* _Objective_: Images are not part of the copy; write out the rest of the data exactly as given.

* _Input for this task_:
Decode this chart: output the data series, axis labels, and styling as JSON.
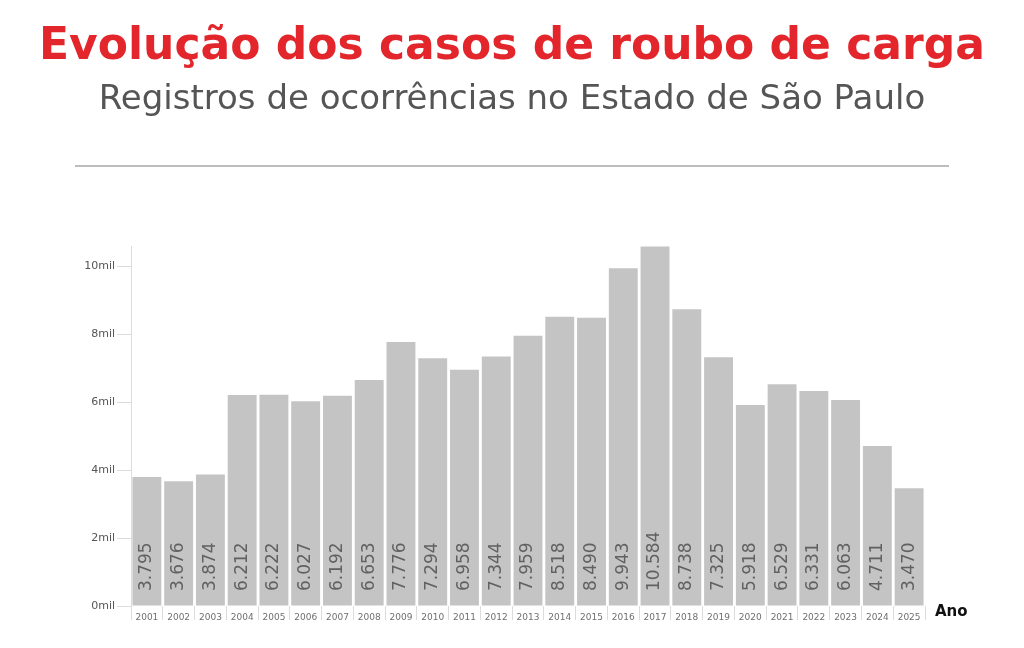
{
  "chart_data": {
    "type": "bar",
    "title": "Evolução dos casos de roubo de carga",
    "subtitle": "Registros de ocorrências no Estado de São Paulo",
    "xlabel": "Ano",
    "categories": [
      "2001",
      "2002",
      "2003",
      "2004",
      "2005",
      "2006",
      "2007",
      "2008",
      "2009",
      "2010",
      "2011",
      "2012",
      "2013",
      "2014",
      "2015",
      "2016",
      "2017",
      "2018",
      "2019",
      "2020",
      "2021",
      "2022",
      "2023",
      "2024",
      "2025"
    ],
    "values": [
      3.795,
      3.676,
      3.874,
      6.212,
      6.222,
      6.027,
      6.192,
      6.653,
      7.776,
      7.294,
      6.958,
      7.344,
      7.959,
      8.518,
      8.49,
      9.943,
      10.584,
      8.738,
      7.325,
      5.918,
      6.529,
      6.331,
      6.063,
      4.711,
      3.47
    ],
    "value_labels": [
      "3.795",
      "3.676",
      "3.874",
      "6.212",
      "6.222",
      "6.027",
      "6.192",
      "6.653",
      "7.776",
      "7.294",
      "6.958",
      "7.344",
      "7.959",
      "8.518",
      "8.490",
      "9.943",
      "10.584",
      "8.738",
      "7.325",
      "5.918",
      "6.529",
      "6.331",
      "6.063",
      "4.711",
      "3.470"
    ],
    "color": "#c4c4c4",
    "ylim": [
      0,
      10.6
    ],
    "yticks": [
      {
        "value": 0,
        "label": "0mil"
      },
      {
        "value": 2,
        "label": "2mil"
      },
      {
        "value": 4,
        "label": "4mil"
      },
      {
        "value": 6,
        "label": "6mil"
      },
      {
        "value": 8,
        "label": "8mil"
      },
      {
        "value": 10,
        "label": "10mil"
      }
    ]
  }
}
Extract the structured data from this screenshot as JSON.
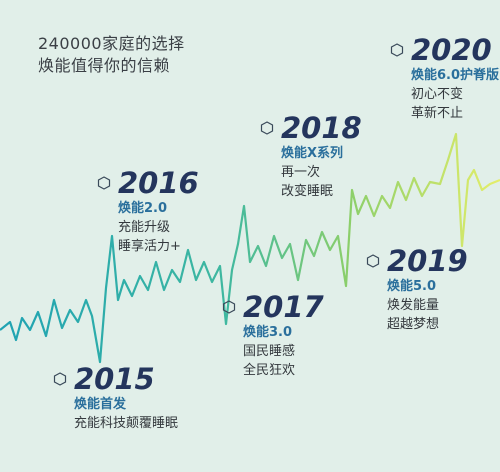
{
  "headline": [
    "240000家庭的选择",
    "焕能值得你的信赖"
  ],
  "milestones": [
    {
      "year": "2015",
      "product": "焕能首发",
      "lines": [
        "充能科技颠覆睡眠"
      ]
    },
    {
      "year": "2016",
      "product": "焕能2.0",
      "lines": [
        "充能升级",
        "睡享活力+"
      ]
    },
    {
      "year": "2017",
      "product": "焕能3.0",
      "lines": [
        "国民睡感",
        "全民狂欢"
      ]
    },
    {
      "year": "2018",
      "product": "焕能X系列",
      "lines": [
        "再一次",
        "改变睡眠"
      ]
    },
    {
      "year": "2019",
      "product": "焕能5.0",
      "lines": [
        "焕发能量",
        "超越梦想"
      ]
    },
    {
      "year": "2020",
      "product": "焕能6.0护脊版",
      "lines": [
        "初心不变",
        "革新不止"
      ]
    }
  ]
}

* _Reply_:
Decode this chart: output the data series, axis labels, and styling as JSON.
{
  "chart_data": {
    "type": "bar",
    "title": "Evolução dos casos de roubo de carga",
    "subtitle": "Registros de ocorrências no Estado de São Paulo",
    "xlabel": "Ano",
    "categories": [
      "2001",
      "2002",
      "2003",
      "2004",
      "2005",
      "2006",
      "2007",
      "2008",
      "2009",
      "2010",
      "2011",
      "2012",
      "2013",
      "2014",
      "2015",
      "2016",
      "2017",
      "2018",
      "2019",
      "2020",
      "2021",
      "2022",
      "2023",
      "2024",
      "2025"
    ],
    "values": [
      3.795,
      3.676,
      3.874,
      6.212,
      6.222,
      6.027,
      6.192,
      6.653,
      7.776,
      7.294,
      6.958,
      7.344,
      7.959,
      8.518,
      8.49,
      9.943,
      10.584,
      8.738,
      7.325,
      5.918,
      6.529,
      6.331,
      6.063,
      4.711,
      3.47
    ],
    "value_labels": [
      "3.795",
      "3.676",
      "3.874",
      "6.212",
      "6.222",
      "6.027",
      "6.192",
      "6.653",
      "7.776",
      "7.294",
      "6.958",
      "7.344",
      "7.959",
      "8.518",
      "8.490",
      "9.943",
      "10.584",
      "8.738",
      "7.325",
      "5.918",
      "6.529",
      "6.331",
      "6.063",
      "4.711",
      "3.470"
    ],
    "color": "#c4c4c4",
    "ylim": [
      0,
      10.6
    ],
    "yticks": [
      {
        "value": 0,
        "label": "0mil"
      },
      {
        "value": 2,
        "label": "2mil"
      },
      {
        "value": 4,
        "label": "4mil"
      },
      {
        "value": 6,
        "label": "6mil"
      },
      {
        "value": 8,
        "label": "8mil"
      },
      {
        "value": 10,
        "label": "10mil"
      }
    ]
  }
}
Extract the structured data from this screenshot as JSON.
{
  "headline": [
    "240000家庭的选择",
    "焕能值得你的信赖"
  ],
  "milestones": [
    {
      "year": "2015",
      "product": "焕能首发",
      "lines": [
        "充能科技颠覆睡眠"
      ]
    },
    {
      "year": "2016",
      "product": "焕能2.0",
      "lines": [
        "充能升级",
        "睡享活力+"
      ]
    },
    {
      "year": "2017",
      "product": "焕能3.0",
      "lines": [
        "国民睡感",
        "全民狂欢"
      ]
    },
    {
      "year": "2018",
      "product": "焕能X系列",
      "lines": [
        "再一次",
        "改变睡眠"
      ]
    },
    {
      "year": "2019",
      "product": "焕能5.0",
      "lines": [
        "焕发能量",
        "超越梦想"
      ]
    },
    {
      "year": "2020",
      "product": "焕能6.0护脊版",
      "lines": [
        "初心不变",
        "革新不止"
      ]
    }
  ]
}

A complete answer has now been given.